> What the exercise asks
Scan the data below. Pull out each line where "JSON" occurs.

> Figure record listings
---*---
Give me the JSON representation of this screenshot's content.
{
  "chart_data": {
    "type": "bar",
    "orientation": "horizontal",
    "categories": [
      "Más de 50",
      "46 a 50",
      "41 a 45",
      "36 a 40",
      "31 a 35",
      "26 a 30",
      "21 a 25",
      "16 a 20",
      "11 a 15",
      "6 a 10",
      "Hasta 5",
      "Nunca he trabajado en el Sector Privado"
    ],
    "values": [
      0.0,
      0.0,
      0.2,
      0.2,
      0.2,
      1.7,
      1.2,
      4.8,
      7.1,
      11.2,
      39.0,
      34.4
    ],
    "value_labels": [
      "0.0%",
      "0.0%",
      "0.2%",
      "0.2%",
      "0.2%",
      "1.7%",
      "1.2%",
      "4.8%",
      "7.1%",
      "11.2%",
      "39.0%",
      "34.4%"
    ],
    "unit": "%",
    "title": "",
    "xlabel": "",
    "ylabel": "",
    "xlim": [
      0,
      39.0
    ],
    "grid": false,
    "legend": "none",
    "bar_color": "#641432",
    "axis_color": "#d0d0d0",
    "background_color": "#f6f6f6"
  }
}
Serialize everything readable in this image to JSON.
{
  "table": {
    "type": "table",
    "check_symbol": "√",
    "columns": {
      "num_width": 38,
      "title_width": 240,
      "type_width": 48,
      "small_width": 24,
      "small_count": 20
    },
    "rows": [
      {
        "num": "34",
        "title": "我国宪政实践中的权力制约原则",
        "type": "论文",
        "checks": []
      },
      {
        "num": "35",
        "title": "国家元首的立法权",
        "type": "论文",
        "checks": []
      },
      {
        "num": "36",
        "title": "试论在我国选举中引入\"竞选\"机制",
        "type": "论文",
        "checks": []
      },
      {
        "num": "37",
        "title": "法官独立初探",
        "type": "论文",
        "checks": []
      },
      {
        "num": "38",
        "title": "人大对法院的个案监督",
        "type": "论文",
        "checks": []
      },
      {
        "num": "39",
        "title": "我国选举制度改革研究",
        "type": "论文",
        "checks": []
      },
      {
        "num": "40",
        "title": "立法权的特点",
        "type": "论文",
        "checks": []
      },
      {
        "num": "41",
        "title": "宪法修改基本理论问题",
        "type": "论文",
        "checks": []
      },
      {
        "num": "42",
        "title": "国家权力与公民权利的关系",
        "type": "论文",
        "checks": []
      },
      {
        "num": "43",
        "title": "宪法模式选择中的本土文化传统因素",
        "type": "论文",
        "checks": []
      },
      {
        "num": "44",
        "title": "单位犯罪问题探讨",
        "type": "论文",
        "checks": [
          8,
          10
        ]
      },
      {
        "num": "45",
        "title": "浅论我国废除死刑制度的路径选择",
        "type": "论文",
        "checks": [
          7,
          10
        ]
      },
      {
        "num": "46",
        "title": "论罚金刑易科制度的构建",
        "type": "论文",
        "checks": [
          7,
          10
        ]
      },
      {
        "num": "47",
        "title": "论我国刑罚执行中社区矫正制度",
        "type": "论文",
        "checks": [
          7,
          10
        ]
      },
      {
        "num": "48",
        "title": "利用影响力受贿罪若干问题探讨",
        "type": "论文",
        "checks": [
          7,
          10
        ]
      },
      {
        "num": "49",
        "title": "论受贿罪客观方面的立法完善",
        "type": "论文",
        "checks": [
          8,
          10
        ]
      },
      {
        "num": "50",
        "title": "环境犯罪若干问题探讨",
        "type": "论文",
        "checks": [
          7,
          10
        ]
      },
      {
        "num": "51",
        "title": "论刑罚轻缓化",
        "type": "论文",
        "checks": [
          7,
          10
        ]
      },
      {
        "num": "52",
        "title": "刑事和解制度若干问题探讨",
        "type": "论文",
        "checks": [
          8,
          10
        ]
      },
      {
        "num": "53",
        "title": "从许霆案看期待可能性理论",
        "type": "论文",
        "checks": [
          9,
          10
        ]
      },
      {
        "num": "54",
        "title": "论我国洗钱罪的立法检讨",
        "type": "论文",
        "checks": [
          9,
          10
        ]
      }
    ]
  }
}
---*---
> Response to the task
Give me the JSON representation of this screenshot's content.
Serialize everything readable in this image to JSON.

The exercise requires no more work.